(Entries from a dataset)

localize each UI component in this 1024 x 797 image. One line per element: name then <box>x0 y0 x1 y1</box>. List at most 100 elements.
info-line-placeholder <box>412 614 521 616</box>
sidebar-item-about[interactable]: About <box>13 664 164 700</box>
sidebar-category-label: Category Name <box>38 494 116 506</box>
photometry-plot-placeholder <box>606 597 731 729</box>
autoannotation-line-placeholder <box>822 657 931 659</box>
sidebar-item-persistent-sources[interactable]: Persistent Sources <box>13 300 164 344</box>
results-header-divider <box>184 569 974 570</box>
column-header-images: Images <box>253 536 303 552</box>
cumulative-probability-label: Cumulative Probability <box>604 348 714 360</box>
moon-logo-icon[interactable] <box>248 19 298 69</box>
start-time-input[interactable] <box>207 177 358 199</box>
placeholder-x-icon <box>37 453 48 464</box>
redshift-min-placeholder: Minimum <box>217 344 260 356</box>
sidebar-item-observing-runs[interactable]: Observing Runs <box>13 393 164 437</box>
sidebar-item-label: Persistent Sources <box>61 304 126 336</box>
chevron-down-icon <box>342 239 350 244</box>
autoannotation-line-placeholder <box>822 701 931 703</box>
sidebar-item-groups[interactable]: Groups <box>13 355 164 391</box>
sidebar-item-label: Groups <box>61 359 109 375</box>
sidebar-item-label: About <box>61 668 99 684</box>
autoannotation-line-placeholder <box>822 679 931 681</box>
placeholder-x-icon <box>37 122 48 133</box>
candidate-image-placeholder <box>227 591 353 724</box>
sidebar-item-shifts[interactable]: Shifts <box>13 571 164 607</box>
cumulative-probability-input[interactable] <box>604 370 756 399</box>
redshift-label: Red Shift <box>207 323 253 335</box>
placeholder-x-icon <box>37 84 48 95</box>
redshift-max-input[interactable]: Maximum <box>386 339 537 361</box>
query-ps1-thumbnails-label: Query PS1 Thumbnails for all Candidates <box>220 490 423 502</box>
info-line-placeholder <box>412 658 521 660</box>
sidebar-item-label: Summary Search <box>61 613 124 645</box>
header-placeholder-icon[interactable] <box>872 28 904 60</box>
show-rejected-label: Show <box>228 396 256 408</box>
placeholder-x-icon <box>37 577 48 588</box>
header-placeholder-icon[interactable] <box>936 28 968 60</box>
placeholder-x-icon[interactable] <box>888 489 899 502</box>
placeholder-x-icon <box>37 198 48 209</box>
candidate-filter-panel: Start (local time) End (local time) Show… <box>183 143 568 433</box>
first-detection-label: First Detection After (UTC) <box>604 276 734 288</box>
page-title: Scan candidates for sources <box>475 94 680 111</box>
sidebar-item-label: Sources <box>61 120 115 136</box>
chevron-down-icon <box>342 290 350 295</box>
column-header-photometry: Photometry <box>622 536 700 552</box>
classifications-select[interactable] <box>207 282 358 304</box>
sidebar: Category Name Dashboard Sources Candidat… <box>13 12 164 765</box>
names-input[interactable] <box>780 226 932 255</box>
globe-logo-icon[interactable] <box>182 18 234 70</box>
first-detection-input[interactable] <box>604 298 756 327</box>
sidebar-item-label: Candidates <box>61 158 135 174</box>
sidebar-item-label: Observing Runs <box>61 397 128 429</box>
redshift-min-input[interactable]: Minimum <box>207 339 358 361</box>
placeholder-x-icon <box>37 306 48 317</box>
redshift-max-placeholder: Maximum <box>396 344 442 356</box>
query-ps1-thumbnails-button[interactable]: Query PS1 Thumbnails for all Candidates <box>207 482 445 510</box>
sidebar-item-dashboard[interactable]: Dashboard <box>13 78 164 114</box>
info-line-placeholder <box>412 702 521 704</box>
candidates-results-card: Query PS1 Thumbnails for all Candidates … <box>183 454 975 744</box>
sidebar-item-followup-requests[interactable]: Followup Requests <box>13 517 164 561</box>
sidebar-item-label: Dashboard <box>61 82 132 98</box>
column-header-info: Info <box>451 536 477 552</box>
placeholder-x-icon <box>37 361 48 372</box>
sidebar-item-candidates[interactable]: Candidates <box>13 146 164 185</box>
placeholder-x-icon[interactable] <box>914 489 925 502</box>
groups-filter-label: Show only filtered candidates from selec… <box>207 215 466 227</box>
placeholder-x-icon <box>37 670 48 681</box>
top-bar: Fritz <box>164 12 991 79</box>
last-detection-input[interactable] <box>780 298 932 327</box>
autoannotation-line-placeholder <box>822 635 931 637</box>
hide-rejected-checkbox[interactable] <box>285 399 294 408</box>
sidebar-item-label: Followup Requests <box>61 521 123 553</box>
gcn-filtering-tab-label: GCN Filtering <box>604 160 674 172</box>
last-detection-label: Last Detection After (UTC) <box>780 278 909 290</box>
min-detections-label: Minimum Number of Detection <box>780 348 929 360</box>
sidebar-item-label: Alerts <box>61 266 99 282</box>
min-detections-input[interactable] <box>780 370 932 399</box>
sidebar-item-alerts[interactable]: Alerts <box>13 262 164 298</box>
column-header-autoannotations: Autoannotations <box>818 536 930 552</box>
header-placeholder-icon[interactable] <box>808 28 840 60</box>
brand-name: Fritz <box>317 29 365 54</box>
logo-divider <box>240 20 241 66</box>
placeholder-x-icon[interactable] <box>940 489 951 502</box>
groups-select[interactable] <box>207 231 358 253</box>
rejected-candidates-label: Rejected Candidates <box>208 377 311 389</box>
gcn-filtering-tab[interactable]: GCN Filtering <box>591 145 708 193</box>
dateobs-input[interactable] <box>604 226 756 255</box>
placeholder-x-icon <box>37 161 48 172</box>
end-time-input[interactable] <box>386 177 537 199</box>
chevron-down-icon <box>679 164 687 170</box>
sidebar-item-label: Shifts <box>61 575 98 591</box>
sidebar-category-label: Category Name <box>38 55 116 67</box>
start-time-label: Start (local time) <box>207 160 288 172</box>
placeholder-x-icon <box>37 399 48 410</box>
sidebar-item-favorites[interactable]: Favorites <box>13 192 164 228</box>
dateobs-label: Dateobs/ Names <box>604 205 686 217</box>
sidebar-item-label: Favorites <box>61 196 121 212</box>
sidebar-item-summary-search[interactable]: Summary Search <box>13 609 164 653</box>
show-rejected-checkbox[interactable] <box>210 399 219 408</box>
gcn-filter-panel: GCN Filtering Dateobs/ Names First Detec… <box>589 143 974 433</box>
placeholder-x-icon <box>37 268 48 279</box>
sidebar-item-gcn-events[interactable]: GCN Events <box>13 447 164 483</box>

_Set task_
Present the lines from the start of the material through the line containing "photometry-plot-placeholder <box>606 597", inclusive, as a Markdown table with the columns Row and Text, leaving out any blank lines.

_Right answer_
| Row | Text |
|---|---|
| 1 | localize each UI component in this 1024 x 797 image. One line per element: name then <box>x0 y0 x1 y1</box>. List at most 100 elements. |
| 2 | info-line-placeholder <box>412 614 521 616</box> |
| 3 | sidebar-item-about[interactable]: About <box>13 664 164 700</box> |
| 4 | sidebar-category-label: Category Name <box>38 494 116 506</box> |
| 5 | photometry-plot-placeholder <box>606 597 731 729</box> |